WHAT YOU SHOULD DO = Reproduce verbatim the material below, from its first line through the line containing "- attachment-icon[interactable]: [563, 460, 591, 488]", including both of those lines.

DATASET RECORDS =
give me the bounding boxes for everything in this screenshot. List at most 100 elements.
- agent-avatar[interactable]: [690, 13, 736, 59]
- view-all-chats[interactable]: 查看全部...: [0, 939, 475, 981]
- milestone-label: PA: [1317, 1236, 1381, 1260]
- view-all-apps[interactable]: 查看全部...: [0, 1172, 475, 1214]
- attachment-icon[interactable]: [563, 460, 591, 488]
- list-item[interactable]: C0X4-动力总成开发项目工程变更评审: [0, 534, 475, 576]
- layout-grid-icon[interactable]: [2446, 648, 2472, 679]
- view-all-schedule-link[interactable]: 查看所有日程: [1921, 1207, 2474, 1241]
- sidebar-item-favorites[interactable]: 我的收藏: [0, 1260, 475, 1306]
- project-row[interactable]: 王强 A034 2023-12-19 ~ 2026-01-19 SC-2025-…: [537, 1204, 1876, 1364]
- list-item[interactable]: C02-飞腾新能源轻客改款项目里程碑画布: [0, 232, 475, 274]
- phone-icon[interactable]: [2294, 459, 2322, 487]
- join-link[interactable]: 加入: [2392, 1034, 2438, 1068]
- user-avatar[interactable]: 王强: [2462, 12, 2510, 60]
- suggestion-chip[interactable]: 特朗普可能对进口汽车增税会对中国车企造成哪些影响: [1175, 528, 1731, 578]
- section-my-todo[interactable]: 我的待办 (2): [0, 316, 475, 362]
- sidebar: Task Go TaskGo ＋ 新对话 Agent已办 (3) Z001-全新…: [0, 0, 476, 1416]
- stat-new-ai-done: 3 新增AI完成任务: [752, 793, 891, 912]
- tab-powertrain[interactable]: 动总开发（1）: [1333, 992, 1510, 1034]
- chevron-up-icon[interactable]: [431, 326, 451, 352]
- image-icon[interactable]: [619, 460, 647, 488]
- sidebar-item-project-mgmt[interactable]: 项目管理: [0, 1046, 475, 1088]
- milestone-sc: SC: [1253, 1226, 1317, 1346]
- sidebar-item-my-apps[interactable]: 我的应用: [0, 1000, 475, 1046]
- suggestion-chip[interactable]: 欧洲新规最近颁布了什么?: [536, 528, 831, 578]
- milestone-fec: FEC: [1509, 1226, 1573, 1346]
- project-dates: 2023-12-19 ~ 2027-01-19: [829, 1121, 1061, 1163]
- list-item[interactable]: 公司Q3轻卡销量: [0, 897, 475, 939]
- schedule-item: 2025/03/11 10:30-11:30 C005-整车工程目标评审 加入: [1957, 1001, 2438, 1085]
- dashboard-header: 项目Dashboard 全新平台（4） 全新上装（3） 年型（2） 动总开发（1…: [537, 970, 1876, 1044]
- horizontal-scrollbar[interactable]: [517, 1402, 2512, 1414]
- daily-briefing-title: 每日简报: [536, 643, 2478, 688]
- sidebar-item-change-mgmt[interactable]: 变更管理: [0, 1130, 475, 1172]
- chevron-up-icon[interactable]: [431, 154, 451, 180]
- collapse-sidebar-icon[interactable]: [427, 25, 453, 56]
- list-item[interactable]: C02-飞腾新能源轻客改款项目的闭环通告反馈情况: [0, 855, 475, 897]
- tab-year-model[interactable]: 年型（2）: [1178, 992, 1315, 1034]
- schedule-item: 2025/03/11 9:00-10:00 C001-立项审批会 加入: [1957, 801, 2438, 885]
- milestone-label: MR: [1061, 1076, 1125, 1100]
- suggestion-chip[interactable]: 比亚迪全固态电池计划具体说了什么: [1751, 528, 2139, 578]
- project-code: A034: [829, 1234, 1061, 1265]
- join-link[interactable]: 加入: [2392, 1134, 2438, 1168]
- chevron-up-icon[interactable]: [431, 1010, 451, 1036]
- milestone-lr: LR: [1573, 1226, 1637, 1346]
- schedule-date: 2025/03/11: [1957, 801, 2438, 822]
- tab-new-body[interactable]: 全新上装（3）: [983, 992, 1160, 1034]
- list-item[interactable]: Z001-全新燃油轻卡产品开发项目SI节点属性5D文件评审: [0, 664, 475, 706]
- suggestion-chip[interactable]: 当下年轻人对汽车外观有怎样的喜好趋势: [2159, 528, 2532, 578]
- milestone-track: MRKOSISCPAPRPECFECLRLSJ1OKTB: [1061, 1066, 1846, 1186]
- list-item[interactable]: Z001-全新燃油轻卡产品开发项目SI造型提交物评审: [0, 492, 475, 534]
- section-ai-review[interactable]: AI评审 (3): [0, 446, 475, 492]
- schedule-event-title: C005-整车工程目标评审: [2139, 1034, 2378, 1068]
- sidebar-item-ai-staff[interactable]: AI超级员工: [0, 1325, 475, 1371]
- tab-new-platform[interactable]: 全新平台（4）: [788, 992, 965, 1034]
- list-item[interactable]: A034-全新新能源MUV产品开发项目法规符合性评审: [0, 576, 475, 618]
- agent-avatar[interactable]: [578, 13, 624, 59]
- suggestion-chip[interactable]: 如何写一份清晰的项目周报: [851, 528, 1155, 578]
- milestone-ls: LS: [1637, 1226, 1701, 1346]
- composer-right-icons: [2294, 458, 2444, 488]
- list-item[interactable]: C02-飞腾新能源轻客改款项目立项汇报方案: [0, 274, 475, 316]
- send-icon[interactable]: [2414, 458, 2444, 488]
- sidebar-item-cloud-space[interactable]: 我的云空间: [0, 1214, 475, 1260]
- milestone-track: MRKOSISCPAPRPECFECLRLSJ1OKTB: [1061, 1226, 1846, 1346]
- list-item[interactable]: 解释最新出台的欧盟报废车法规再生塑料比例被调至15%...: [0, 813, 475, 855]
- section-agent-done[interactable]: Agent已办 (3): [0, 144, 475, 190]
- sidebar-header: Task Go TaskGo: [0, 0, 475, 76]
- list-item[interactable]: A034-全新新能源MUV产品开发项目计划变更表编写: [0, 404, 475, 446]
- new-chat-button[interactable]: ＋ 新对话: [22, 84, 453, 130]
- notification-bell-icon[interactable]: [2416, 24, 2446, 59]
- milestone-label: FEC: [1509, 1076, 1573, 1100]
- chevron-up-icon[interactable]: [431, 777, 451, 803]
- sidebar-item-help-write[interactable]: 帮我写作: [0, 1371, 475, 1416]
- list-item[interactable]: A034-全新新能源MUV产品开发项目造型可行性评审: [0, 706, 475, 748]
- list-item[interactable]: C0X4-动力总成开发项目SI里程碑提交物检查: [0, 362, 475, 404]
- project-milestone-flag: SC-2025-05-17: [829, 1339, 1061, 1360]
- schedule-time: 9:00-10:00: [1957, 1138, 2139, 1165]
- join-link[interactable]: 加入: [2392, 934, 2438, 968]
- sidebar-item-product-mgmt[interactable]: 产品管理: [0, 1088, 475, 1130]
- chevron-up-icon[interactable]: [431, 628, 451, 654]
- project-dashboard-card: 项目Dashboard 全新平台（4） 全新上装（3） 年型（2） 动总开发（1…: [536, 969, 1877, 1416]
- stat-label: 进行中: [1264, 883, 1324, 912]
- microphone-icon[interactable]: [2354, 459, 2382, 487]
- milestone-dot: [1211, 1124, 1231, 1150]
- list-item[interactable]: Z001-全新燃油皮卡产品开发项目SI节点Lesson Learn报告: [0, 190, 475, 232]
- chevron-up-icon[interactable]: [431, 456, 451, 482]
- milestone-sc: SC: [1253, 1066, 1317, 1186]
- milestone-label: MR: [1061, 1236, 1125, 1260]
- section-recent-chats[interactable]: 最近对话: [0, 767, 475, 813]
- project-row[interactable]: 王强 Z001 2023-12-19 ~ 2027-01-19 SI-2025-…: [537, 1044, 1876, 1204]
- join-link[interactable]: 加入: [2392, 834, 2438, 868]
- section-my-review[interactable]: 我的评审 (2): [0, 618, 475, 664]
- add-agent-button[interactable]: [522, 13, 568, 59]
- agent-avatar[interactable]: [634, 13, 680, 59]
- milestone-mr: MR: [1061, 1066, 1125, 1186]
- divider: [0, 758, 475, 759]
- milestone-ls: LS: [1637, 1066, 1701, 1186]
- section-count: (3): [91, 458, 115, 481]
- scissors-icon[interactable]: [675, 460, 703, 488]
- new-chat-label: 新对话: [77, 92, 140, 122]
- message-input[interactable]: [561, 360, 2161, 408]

RESPONSE FOR THIS EXERCISE =
give me the bounding boxes for everything in this screenshot. List at most 100 elements.
- agent-avatar[interactable]: [690, 13, 736, 59]
- view-all-chats[interactable]: 查看全部...: [0, 939, 475, 981]
- milestone-label: PA: [1317, 1236, 1381, 1260]
- view-all-apps[interactable]: 查看全部...: [0, 1172, 475, 1214]
- attachment-icon[interactable]: [563, 460, 591, 488]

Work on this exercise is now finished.